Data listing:
-*-*-

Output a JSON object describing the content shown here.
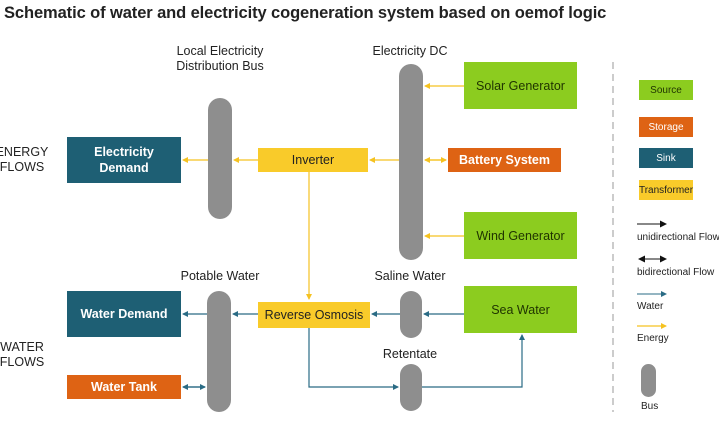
{
  "title": "Schematic of water and electricity cogeneration system based on oemof logic",
  "side_labels": {
    "energy_flows": "ENERGY\nFLOWS",
    "water_flows": "WATER\nFLOWS"
  },
  "bus_labels": {
    "local_bus": "Local Electricity\nDistribution Bus",
    "electricity_dc": "Electricity DC",
    "potable_water": "Potable Water",
    "saline_water": "Saline Water",
    "retentate": "Retentate"
  },
  "nodes": {
    "solar_generator": "Solar Generator",
    "battery_system": "Battery System",
    "wind_generator": "Wind Generator",
    "inverter": "Inverter",
    "electricity_demand": "Electricity\nDemand",
    "reverse_osmosis": "Reverse Osmosis",
    "sea_water": "Sea Water",
    "water_demand": "Water Demand",
    "water_tank": "Water Tank"
  },
  "legend": {
    "source": "Source",
    "storage": "Storage",
    "sink": "Sink",
    "transformer": "Transformer",
    "unidirectional": "unidirectional Flow",
    "bidirectional": "bidirectional Flow",
    "water": "Water",
    "energy": "Energy",
    "bus": "Bus"
  },
  "colors": {
    "source": "#8ccc1f",
    "storage": "#de6314",
    "sink": "#1e5f74",
    "transformer": "#f9cb2a",
    "bus": "#8e8e8e",
    "water_flow": "#2a6b85",
    "energy_flow": "#f5c221"
  }
}
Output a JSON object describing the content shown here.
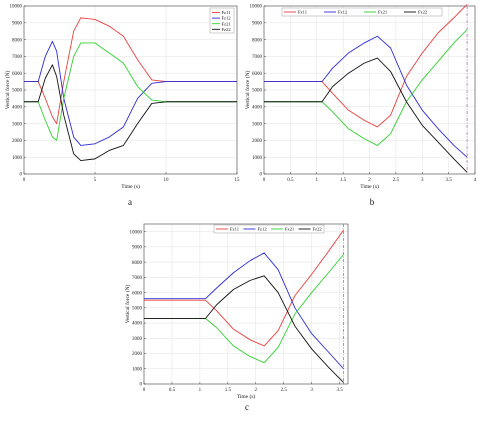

-*-*-

■ **To do**: From the records given above, reproduce all text exactly and exclude each picture.

■ **Correct output**:
Output a JSON object describing the content shown here.
{
  "title": "Schematic of water and electricity cogeneration system based on oemof logic",
  "side_labels": {
    "energy_flows": "ENERGY\nFLOWS",
    "water_flows": "WATER\nFLOWS"
  },
  "bus_labels": {
    "local_bus": "Local Electricity\nDistribution Bus",
    "electricity_dc": "Electricity DC",
    "potable_water": "Potable Water",
    "saline_water": "Saline Water",
    "retentate": "Retentate"
  },
  "nodes": {
    "solar_generator": "Solar Generator",
    "battery_system": "Battery System",
    "wind_generator": "Wind Generator",
    "inverter": "Inverter",
    "electricity_demand": "Electricity\nDemand",
    "reverse_osmosis": "Reverse Osmosis",
    "sea_water": "Sea Water",
    "water_demand": "Water Demand",
    "water_tank": "Water Tank"
  },
  "legend": {
    "source": "Source",
    "storage": "Storage",
    "sink": "Sink",
    "transformer": "Transformer",
    "unidirectional": "unidirectional Flow",
    "bidirectional": "bidirectional Flow",
    "water": "Water",
    "energy": "Energy",
    "bus": "Bus"
  },
  "colors": {
    "source": "#8ccc1f",
    "storage": "#de6314",
    "sink": "#1e5f74",
    "transformer": "#f9cb2a",
    "bus": "#8e8e8e",
    "water_flow": "#2a6b85",
    "energy_flow": "#f5c221"
  }
}
Output a JSON object describing the content shown here.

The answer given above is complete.